PROVIDED ENTRIES:
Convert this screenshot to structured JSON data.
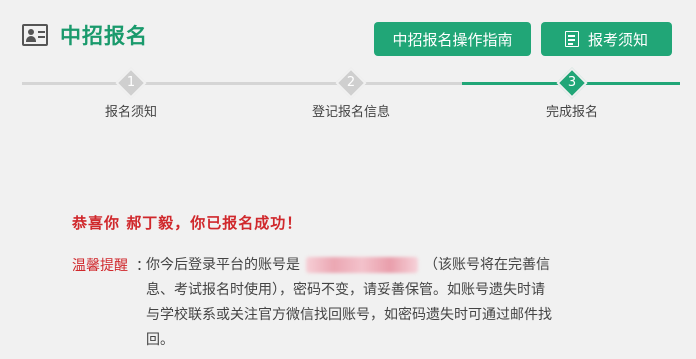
{
  "header": {
    "title": "中招报名",
    "icon": "id-card-icon",
    "guide_button": "中招报名操作指南",
    "notice_button": "报考须知",
    "accent": "#21a677"
  },
  "steps": [
    {
      "number": "1",
      "label": "报名须知",
      "state": "done"
    },
    {
      "number": "2",
      "label": "登记报名信息",
      "state": "done"
    },
    {
      "number": "3",
      "label": "完成报名",
      "state": "active"
    }
  ],
  "result": {
    "congrats": "恭喜你 郝丁毅，你已报名成功！",
    "tip_label": "温馨提醒",
    "tip_colon": "：",
    "tip_lines": [
      "你今后登录平台的账号是",
      "（该账号将在完善信",
      "息、考试报名时使用），密码不变，请妥善保管。如账号遗失时请",
      "与学校联系或关注官方微信找回账号，如密码遗失时可通过邮件找",
      "回。"
    ]
  }
}
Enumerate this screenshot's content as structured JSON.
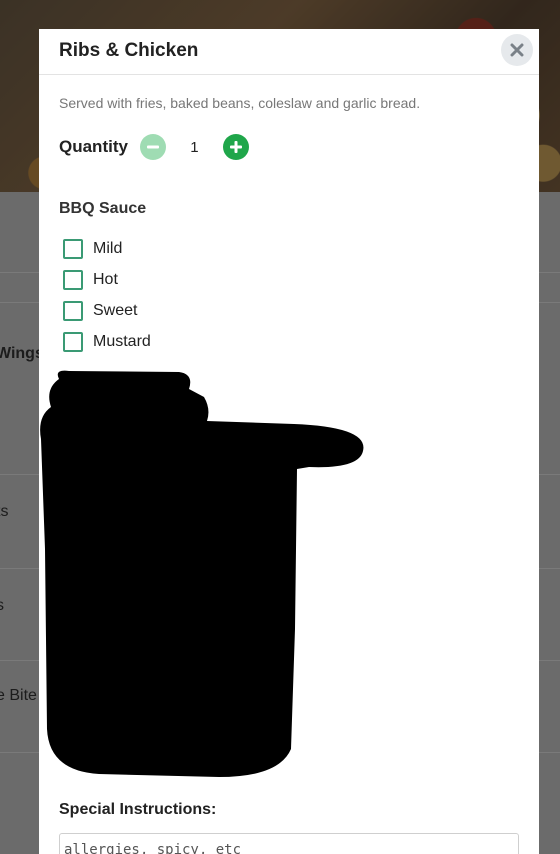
{
  "background": {
    "rows": [
      {
        "label": "Wings"
      },
      {
        "label": "ts"
      },
      {
        "label": "s"
      },
      {
        "label": "e Bite"
      }
    ]
  },
  "modal": {
    "title": "Ribs & Chicken",
    "description": "Served with fries, baked beans, coleslaw and garlic bread.",
    "quantity": {
      "label": "Quantity",
      "value": "1"
    },
    "bbq_sauce": {
      "title": "BBQ Sauce",
      "options": [
        {
          "label": "Mild",
          "checked": false
        },
        {
          "label": "Hot",
          "checked": false
        },
        {
          "label": "Sweet",
          "checked": false
        },
        {
          "label": "Mustard",
          "checked": false
        }
      ]
    },
    "special_instructions": {
      "label": "Special Instructions:",
      "placeholder": "allergies, spicy, etc"
    }
  },
  "colors": {
    "accent_green": "#1fa64a",
    "checkbox_border": "#3a9a74"
  },
  "icons": {
    "close": "close-icon",
    "minus": "minus-icon",
    "plus": "plus-icon"
  }
}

GIVEN REQUEST: Give every line back word for word and leave the pictures out.

RESULT FOR THIS TASK:
Convert this screenshot to structured JSON data.
{
  "header": {
    "title": "中招报名",
    "icon": "id-card-icon",
    "guide_button": "中招报名操作指南",
    "notice_button": "报考须知",
    "accent": "#21a677"
  },
  "steps": [
    {
      "number": "1",
      "label": "报名须知",
      "state": "done"
    },
    {
      "number": "2",
      "label": "登记报名信息",
      "state": "done"
    },
    {
      "number": "3",
      "label": "完成报名",
      "state": "active"
    }
  ],
  "result": {
    "congrats": "恭喜你 郝丁毅，你已报名成功！",
    "tip_label": "温馨提醒",
    "tip_colon": "：",
    "tip_lines": [
      "你今后登录平台的账号是",
      "（该账号将在完善信",
      "息、考试报名时使用），密码不变，请妥善保管。如账号遗失时请",
      "与学校联系或关注官方微信找回账号，如密码遗失时可通过邮件找",
      "回。"
    ]
  }
}
Enumerate this screenshot's content as structured JSON.
{
  "background": {
    "rows": [
      {
        "label": "Wings"
      },
      {
        "label": "ts"
      },
      {
        "label": "s"
      },
      {
        "label": "e Bite"
      }
    ]
  },
  "modal": {
    "title": "Ribs & Chicken",
    "description": "Served with fries, baked beans, coleslaw and garlic bread.",
    "quantity": {
      "label": "Quantity",
      "value": "1"
    },
    "bbq_sauce": {
      "title": "BBQ Sauce",
      "options": [
        {
          "label": "Mild",
          "checked": false
        },
        {
          "label": "Hot",
          "checked": false
        },
        {
          "label": "Sweet",
          "checked": false
        },
        {
          "label": "Mustard",
          "checked": false
        }
      ]
    },
    "special_instructions": {
      "label": "Special Instructions:",
      "placeholder": "allergies, spicy, etc"
    }
  },
  "colors": {
    "accent_green": "#1fa64a",
    "checkbox_border": "#3a9a74"
  },
  "icons": {
    "close": "close-icon",
    "minus": "minus-icon",
    "plus": "plus-icon"
  }
}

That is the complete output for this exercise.